TASK LIST:
1. Translate the sentence "Example for df-pr ." from the Metamath page on theorem ex-pr into Spanish.
2. Decide whether each statement agrees with the Metamath page on theorem ex-pr. Answer yes or no for each, and quote the deciding words from the page. (a) Mario Carneiro contributed the theorem. (b) The proof finds that -u 1 squared equals -u 1. (c) The assertion states that if A is in the set { 1 , -u 1 }, then A squared equals 1.
3. Copy the stretch of the Metamath page on theorem ex-pr from "Metamath Proof Explorer" through "A = 1 \/ A = -u 1 ) )", swapping out "Example" for "Illustration".

TEXT SEGMENT:
Metamath Proof Explorer

Theorem ex-pr

Description: Example for df-pr . (Contributed by Mario Carneiro, 7-May-2015)

		Ref	Expression
	Assertion	ex-pr	\|- ( A e. { 1 , -u 1 } -> ( A ^ 2 ) = 1 )

Proof

Step	Hyp	Ref	Expression
1		elpri	\|- ( A e. { 1 , -u 1 } -> ( A = 1 \/ A = -u 1 ) )
2		oveq1	\|- ( A = 1 -> ( A ^ 2 ) = ( 1 ^ 2 ) )
3		sq1	\|- ( 1 ^ 2 ) = 1
4	2 3	syl6eq	\|- ( A = 1 -> ( A ^ 2 ) = 1 )
5		oveq1	\|- ( A = -u 1 -> ( A ^ 2 ) = ( -u 1 ^ 2 ) )
6		neg1sqe1	\|- ( -u 1 ^ 2 ) = 1
7	5 6	syl6eq	\|- ( A = -u 1 -> ( A ^ 2 ) = 1 )
8	4 7	jaoi	\|- ( ( A = 1 \/ A = -u 1 ) -> ( A ^ 2 ) = 1 )
9	1 8	syl	\|- ( A e. { 1 , -u 1 } -> ( A ^ 2 ) = 1 )

DATASET ENTRIES:

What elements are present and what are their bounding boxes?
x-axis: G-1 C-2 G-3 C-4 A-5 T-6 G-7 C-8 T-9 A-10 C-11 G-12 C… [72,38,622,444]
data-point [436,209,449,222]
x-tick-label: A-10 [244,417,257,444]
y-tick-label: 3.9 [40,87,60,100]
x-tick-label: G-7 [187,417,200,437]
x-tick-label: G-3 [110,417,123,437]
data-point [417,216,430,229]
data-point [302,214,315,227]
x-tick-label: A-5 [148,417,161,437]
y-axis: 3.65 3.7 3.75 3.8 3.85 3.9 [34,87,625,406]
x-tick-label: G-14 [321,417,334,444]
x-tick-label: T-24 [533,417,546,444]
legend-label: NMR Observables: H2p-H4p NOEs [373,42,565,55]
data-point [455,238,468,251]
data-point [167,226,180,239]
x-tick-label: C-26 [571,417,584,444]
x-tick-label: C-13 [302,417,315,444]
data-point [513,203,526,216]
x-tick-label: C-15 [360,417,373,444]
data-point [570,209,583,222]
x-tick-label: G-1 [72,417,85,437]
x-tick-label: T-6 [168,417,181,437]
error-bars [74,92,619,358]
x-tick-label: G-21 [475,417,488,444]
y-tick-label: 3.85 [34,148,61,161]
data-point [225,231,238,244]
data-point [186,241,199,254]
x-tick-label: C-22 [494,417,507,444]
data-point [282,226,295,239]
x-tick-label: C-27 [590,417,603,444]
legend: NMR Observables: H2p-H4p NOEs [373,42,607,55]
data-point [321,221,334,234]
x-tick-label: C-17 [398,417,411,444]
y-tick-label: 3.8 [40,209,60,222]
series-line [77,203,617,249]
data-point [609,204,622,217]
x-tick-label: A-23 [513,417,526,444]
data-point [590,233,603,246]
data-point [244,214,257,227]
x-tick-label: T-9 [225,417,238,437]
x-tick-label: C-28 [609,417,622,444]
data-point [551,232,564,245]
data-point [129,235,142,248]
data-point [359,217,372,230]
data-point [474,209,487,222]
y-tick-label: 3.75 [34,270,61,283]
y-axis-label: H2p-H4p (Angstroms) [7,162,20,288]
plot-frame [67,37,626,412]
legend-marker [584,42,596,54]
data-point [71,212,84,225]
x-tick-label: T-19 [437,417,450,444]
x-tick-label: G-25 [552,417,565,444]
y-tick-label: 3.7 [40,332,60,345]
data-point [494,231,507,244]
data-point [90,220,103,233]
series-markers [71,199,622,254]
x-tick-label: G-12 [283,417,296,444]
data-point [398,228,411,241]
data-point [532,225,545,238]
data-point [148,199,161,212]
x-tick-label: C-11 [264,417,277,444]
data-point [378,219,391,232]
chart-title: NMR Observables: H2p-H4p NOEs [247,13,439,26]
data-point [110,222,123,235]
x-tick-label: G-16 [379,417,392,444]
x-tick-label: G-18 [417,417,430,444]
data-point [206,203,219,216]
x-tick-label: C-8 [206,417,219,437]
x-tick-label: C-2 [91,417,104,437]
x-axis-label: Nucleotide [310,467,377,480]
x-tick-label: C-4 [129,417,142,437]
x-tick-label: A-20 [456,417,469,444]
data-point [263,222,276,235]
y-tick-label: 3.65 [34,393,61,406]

ANSWERS FOR THE EXERCISE:
1. Ejemplo para df-pr.

2.
(a) Yes: "Contributed by Mario Carneiro, 7-May-2015"
(b) No: "( -u 1 ^ 2 ) = 1"
(c) Yes: "( A e. { 1 , -u 1 } -> ( A ^ 2 ) = 1 )"

3.
Metamath Proof Explorer

Theorem ex-pr

Description: Illustration for df-pr . (Contributed by Mario Carneiro, 7-May-2015)

		Ref	Expression
	Assertion	ex-pr	\|- ( A e. { 1 , -u 1 } -> ( A ^ 2 ) = 1 )

Proof

Step	Hyp	Ref	Expression
1		elpri	\|- ( A e. { 1 , -u 1 } -> ( A = 1 \/ A = -u 1 ) )